===== The records =====

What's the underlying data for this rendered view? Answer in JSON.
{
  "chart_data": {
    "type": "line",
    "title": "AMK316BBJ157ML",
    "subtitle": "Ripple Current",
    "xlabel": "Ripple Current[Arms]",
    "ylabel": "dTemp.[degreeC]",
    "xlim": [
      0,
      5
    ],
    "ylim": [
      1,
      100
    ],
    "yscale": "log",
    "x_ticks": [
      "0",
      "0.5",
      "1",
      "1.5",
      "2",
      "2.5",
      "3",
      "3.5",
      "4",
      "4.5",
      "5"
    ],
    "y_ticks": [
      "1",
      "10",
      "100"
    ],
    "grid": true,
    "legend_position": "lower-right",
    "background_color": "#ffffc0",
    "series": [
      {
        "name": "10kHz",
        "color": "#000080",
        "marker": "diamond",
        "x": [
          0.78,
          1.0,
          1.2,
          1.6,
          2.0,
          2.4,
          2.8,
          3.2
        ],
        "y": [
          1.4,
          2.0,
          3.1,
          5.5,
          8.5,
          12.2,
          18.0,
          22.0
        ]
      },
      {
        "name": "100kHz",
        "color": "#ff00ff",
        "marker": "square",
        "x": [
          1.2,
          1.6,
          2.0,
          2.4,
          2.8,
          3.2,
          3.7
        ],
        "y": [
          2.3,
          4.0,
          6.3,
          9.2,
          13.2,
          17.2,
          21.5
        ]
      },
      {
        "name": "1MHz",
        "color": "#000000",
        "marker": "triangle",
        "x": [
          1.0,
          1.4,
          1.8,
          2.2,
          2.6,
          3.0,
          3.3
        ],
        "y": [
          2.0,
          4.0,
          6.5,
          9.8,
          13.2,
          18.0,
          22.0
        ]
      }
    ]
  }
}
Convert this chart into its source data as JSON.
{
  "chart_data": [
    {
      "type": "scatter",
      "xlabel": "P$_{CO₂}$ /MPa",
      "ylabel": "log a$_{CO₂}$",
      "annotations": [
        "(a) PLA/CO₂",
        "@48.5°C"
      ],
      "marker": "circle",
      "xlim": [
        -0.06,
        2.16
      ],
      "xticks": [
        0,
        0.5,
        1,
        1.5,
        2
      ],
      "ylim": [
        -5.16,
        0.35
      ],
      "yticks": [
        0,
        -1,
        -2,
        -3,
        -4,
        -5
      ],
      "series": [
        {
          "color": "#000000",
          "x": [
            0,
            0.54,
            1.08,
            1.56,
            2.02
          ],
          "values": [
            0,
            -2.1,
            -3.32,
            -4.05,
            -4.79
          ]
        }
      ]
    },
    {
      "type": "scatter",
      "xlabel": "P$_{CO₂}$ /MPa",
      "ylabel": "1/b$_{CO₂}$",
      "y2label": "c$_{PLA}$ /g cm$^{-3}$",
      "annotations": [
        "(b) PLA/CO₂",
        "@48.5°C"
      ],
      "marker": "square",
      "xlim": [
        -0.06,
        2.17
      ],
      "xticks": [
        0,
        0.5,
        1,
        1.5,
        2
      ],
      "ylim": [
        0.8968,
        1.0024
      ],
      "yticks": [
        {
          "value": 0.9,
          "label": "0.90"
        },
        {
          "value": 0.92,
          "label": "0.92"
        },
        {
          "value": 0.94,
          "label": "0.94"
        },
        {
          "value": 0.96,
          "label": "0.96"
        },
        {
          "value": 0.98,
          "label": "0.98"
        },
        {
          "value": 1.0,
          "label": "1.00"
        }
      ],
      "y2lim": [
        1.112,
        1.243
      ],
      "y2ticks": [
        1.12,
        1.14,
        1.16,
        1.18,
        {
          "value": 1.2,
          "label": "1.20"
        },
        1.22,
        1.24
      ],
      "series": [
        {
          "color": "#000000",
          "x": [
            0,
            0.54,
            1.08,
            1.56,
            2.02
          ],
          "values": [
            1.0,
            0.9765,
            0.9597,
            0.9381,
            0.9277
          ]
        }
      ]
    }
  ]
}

=====

• _Problem description_
Word for word, restate all of the data shown above.

• _Task answer_
What's the underlying data for this rendered view? Answer in JSON.
{
  "chart_data": {
    "type": "line",
    "title": "AMK316BBJ157ML",
    "subtitle": "Ripple Current",
    "xlabel": "Ripple Current[Arms]",
    "ylabel": "dTemp.[degreeC]",
    "xlim": [
      0,
      5
    ],
    "ylim": [
      1,
      100
    ],
    "yscale": "log",
    "x_ticks": [
      "0",
      "0.5",
      "1",
      "1.5",
      "2",
      "2.5",
      "3",
      "3.5",
      "4",
      "4.5",
      "5"
    ],
    "y_ticks": [
      "1",
      "10",
      "100"
    ],
    "grid": true,
    "legend_position": "lower-right",
    "background_color": "#ffffc0",
    "series": [
      {
        "name": "10kHz",
        "color": "#000080",
        "marker": "diamond",
        "x": [
          0.78,
          1.0,
          1.2,
          1.6,
          2.0,
          2.4,
          2.8,
          3.2
        ],
        "y": [
          1.4,
          2.0,
          3.1,
          5.5,
          8.5,
          12.2,
          18.0,
          22.0
        ]
      },
      {
        "name": "100kHz",
        "color": "#ff00ff",
        "marker": "square",
        "x": [
          1.2,
          1.6,
          2.0,
          2.4,
          2.8,
          3.2,
          3.7
        ],
        "y": [
          2.3,
          4.0,
          6.3,
          9.2,
          13.2,
          17.2,
          21.5
        ]
      },
      {
        "name": "1MHz",
        "color": "#000000",
        "marker": "triangle",
        "x": [
          1.0,
          1.4,
          1.8,
          2.2,
          2.6,
          3.0,
          3.3
        ],
        "y": [
          2.0,
          4.0,
          6.5,
          9.8,
          13.2,
          18.0,
          22.0
        ]
      }
    ]
  }
}
Convert this chart into its source data as JSON.
{
  "chart_data": [
    {
      "type": "scatter",
      "xlabel": "P$_{CO₂}$ /MPa",
      "ylabel": "log a$_{CO₂}$",
      "annotations": [
        "(a) PLA/CO₂",
        "@48.5°C"
      ],
      "marker": "circle",
      "xlim": [
        -0.06,
        2.16
      ],
      "xticks": [
        0,
        0.5,
        1,
        1.5,
        2
      ],
      "ylim": [
        -5.16,
        0.35
      ],
      "yticks": [
        0,
        -1,
        -2,
        -3,
        -4,
        -5
      ],
      "series": [
        {
          "color": "#000000",
          "x": [
            0,
            0.54,
            1.08,
            1.56,
            2.02
          ],
          "values": [
            0,
            -2.1,
            -3.32,
            -4.05,
            -4.79
          ]
        }
      ]
    },
    {
      "type": "scatter",
      "xlabel": "P$_{CO₂}$ /MPa",
      "ylabel": "1/b$_{CO₂}$",
      "y2label": "c$_{PLA}$ /g cm$^{-3}$",
      "annotations": [
        "(b) PLA/CO₂",
        "@48.5°C"
      ],
      "marker": "square",
      "xlim": [
        -0.06,
        2.17
      ],
      "xticks": [
        0,
        0.5,
        1,
        1.5,
        2
      ],
      "ylim": [
        0.8968,
        1.0024
      ],
      "yticks": [
        {
          "value": 0.9,
          "label": "0.90"
        },
        {
          "value": 0.92,
          "label": "0.92"
        },
        {
          "value": 0.94,
          "label": "0.94"
        },
        {
          "value": 0.96,
          "label": "0.96"
        },
        {
          "value": 0.98,
          "label": "0.98"
        },
        {
          "value": 1.0,
          "label": "1.00"
        }
      ],
      "y2lim": [
        1.112,
        1.243
      ],
      "y2ticks": [
        1.12,
        1.14,
        1.16,
        1.18,
        {
          "value": 1.2,
          "label": "1.20"
        },
        1.22,
        1.24
      ],
      "series": [
        {
          "color": "#000000",
          "x": [
            0,
            0.54,
            1.08,
            1.56,
            2.02
          ],
          "values": [
            1.0,
            0.9765,
            0.9597,
            0.9381,
            0.9277
          ]
        }
      ]
    }
  ]
}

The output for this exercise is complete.